Start of Records to process

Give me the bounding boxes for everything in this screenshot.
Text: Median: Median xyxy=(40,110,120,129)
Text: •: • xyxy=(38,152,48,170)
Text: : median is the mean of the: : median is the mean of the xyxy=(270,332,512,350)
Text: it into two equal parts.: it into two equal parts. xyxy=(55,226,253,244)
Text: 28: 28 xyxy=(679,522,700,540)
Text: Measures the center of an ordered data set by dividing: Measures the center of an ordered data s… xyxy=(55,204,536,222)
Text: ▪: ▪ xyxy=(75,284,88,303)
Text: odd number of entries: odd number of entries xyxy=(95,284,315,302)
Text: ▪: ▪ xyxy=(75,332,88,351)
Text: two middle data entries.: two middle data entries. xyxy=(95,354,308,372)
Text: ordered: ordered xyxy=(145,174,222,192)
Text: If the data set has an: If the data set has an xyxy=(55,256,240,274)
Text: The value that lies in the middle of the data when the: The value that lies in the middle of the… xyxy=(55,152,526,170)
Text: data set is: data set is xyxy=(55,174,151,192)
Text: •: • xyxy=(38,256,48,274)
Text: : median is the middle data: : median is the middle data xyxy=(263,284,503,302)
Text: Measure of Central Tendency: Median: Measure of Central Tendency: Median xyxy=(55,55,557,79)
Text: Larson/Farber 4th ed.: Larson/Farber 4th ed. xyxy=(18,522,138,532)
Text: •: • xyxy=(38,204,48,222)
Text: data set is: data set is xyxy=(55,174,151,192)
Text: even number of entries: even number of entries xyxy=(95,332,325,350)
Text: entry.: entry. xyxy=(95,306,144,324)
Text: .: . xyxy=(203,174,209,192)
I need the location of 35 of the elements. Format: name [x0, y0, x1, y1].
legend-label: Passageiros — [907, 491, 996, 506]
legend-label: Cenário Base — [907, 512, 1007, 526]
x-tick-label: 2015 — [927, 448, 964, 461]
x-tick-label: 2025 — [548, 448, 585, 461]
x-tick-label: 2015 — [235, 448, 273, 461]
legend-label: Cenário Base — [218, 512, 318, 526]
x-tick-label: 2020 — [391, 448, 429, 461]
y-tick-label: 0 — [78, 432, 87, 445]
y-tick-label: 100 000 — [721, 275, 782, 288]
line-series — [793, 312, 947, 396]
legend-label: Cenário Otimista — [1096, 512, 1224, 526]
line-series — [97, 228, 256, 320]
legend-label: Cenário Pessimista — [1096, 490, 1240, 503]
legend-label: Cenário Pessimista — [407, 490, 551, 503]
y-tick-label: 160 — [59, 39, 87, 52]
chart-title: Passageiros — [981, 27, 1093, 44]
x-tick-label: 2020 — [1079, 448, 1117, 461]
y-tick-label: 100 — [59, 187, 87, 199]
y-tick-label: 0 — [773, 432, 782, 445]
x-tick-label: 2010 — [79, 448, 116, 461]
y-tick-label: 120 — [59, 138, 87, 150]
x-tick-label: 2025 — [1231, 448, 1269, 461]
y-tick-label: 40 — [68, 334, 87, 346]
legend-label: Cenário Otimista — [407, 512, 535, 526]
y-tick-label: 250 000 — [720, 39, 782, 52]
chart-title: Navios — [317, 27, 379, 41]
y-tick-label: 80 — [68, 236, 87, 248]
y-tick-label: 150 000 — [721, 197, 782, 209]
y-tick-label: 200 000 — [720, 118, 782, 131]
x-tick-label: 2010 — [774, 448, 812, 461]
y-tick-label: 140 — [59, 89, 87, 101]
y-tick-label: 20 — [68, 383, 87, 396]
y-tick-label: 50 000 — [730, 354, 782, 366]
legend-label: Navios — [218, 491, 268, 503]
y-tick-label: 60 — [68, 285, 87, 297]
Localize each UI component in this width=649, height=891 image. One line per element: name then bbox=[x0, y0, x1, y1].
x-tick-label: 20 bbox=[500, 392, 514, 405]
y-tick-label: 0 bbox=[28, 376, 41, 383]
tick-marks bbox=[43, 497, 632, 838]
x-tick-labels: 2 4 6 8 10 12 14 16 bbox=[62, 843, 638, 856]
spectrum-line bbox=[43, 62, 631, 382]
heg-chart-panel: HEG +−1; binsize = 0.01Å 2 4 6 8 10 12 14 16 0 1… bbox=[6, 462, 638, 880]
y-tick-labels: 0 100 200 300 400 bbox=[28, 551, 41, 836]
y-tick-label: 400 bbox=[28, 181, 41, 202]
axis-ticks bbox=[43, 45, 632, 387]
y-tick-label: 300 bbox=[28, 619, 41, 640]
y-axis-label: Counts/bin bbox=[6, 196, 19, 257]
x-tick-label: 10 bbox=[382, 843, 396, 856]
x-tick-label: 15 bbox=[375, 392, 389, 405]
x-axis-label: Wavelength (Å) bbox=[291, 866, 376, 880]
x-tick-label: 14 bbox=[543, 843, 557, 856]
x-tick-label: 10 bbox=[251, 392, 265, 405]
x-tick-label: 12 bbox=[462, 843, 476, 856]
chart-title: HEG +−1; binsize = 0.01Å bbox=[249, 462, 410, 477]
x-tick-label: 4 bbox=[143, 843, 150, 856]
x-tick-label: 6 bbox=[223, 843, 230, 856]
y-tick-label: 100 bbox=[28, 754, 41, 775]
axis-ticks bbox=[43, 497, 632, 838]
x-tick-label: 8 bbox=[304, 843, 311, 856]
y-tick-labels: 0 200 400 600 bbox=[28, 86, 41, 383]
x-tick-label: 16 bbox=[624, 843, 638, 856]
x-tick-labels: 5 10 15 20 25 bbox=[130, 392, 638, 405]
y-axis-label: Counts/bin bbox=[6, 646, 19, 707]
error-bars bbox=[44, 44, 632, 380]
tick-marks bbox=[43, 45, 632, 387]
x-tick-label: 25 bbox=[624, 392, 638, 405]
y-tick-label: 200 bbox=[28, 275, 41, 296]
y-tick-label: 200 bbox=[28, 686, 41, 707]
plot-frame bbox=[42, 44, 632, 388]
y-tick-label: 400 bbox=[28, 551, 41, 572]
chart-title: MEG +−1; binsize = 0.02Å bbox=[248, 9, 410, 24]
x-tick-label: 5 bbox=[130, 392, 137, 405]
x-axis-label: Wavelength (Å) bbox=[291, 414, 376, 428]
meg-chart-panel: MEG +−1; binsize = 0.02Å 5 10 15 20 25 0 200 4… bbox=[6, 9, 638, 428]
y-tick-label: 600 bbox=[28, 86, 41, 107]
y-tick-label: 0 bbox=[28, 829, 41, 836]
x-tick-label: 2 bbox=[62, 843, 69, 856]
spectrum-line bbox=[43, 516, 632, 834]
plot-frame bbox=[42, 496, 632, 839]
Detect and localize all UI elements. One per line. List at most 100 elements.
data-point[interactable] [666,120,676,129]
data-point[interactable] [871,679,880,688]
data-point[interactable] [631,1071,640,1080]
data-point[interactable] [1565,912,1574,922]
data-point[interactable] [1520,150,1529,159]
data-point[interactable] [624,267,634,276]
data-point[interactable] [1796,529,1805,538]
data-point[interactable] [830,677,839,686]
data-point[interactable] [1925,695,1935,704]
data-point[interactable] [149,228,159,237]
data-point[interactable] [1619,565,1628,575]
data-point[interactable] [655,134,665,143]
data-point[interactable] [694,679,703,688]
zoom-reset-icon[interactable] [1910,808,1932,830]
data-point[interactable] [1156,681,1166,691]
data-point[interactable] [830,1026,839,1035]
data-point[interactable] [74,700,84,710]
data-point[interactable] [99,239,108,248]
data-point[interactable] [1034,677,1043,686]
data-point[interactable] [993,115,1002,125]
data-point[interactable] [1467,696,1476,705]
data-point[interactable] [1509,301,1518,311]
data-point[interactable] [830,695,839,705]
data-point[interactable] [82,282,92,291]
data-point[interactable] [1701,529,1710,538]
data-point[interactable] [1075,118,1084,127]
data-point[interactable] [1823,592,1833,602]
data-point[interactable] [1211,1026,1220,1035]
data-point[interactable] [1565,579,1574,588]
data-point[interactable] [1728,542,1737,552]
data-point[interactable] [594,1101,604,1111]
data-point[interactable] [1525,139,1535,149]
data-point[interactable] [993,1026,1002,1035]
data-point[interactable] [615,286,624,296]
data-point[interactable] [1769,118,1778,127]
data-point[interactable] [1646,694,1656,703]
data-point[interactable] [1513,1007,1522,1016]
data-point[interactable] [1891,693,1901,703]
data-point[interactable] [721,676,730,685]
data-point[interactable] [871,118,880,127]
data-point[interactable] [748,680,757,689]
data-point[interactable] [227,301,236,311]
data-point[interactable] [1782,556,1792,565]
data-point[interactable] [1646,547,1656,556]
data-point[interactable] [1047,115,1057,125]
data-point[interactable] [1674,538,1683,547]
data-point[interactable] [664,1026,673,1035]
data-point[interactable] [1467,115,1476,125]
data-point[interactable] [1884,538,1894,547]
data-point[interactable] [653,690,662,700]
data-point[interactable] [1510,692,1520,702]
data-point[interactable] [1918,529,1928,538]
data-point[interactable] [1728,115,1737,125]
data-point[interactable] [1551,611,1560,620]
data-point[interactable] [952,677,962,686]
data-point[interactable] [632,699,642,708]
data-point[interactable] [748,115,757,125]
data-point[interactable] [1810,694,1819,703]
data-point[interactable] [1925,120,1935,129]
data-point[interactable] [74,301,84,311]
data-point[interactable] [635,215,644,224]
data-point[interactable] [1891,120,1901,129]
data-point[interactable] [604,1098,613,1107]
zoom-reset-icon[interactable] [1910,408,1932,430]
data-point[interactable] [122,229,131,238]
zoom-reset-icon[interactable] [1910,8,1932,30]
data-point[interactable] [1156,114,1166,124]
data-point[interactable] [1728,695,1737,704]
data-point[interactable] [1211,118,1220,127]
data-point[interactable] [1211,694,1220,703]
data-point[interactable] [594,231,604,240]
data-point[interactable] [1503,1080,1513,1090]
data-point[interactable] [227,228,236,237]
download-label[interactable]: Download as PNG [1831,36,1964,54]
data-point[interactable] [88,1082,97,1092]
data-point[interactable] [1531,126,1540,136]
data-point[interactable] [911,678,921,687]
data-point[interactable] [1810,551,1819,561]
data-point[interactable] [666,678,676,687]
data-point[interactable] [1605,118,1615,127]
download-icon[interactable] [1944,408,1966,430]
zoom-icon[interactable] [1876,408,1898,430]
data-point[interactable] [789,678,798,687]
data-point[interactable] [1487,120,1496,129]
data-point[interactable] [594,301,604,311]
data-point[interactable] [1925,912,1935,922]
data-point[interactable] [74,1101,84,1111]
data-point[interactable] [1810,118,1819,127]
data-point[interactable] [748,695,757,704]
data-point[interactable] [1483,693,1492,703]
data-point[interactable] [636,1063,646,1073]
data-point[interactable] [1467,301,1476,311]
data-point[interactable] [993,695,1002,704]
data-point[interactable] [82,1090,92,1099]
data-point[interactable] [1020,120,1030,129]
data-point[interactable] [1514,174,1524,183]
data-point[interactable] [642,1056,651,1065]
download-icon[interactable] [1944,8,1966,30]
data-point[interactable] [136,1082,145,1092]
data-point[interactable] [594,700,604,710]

End of Records to process

What to produce - Please give back, character for character, the stretch of the records from the first line through the line containing "Text: The value", both ends included.

Solution for this problem -
Give me the bounding boxes for everything in this screenshot.
Text: Median: Median xyxy=(40,110,120,129)
Text: •: • xyxy=(38,152,48,170)
Text: : median is the mean of the: : median is the mean of the xyxy=(270,332,512,350)
Text: it into two equal parts.: it into two equal parts. xyxy=(55,226,253,244)
Text: 28: 28 xyxy=(679,522,700,540)
Text: Measures the center of an ordered data set by dividing: Measures the center of an ordered data s… xyxy=(55,204,536,222)
Text: ▪: ▪ xyxy=(75,284,88,303)
Text: odd number of entries: odd number of entries xyxy=(95,284,315,302)
Text: ▪: ▪ xyxy=(75,332,88,351)
Text: two middle data entries.: two middle data entries. xyxy=(95,354,308,372)
Text: ordered: ordered xyxy=(145,174,222,192)
Text: If the data set has an: If the data set has an xyxy=(55,256,240,274)
Text: The value that lies in the middle of the data when the: The value that lies in the middle of the… xyxy=(55,152,526,170)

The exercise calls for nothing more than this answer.